→ Task prompt:
Skip the pictures and repeat each line of the data exactly.

→ Raw data:
==================================================

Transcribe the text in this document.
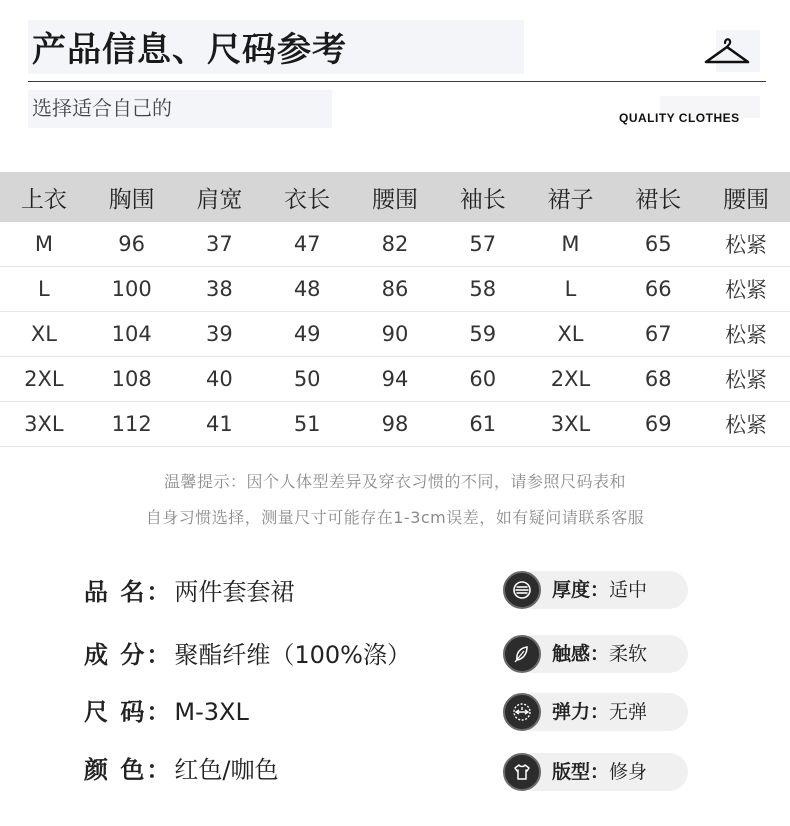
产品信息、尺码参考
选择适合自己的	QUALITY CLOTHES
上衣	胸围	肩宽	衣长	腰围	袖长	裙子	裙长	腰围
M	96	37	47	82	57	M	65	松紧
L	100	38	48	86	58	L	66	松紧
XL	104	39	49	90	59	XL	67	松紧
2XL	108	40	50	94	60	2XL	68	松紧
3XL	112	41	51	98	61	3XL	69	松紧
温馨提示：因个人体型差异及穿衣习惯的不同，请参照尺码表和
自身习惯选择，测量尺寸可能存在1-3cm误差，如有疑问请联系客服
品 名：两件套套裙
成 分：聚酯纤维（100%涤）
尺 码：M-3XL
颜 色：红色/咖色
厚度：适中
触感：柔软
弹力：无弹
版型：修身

==================================================

→ Problem solution:
Transcribe the text in this document.
产品信息、尺码参考
选择适合自己的	QUALITY CLOTHES
上衣	胸围	肩宽	衣长	腰围	袖长	裙子	裙长	腰围
M	96	37	47	82	57	M	65	松紧
L	100	38	48	86	58	L	66	松紧
XL	104	39	49	90	59	XL	67	松紧
2XL	108	40	50	94	60	2XL	68	松紧
3XL	112	41	51	98	61	3XL	69	松紧
温馨提示：因个人体型差异及穿衣习惯的不同，请参照尺码表和
自身习惯选择，测量尺寸可能存在1-3cm误差，如有疑问请联系客服
品 名：两件套套裙
成 分：聚酯纤维（100%涤）
尺 码：M-3XL
颜 色：红色/咖色
厚度：适中
触感：柔软
弹力：无弹
版型：修身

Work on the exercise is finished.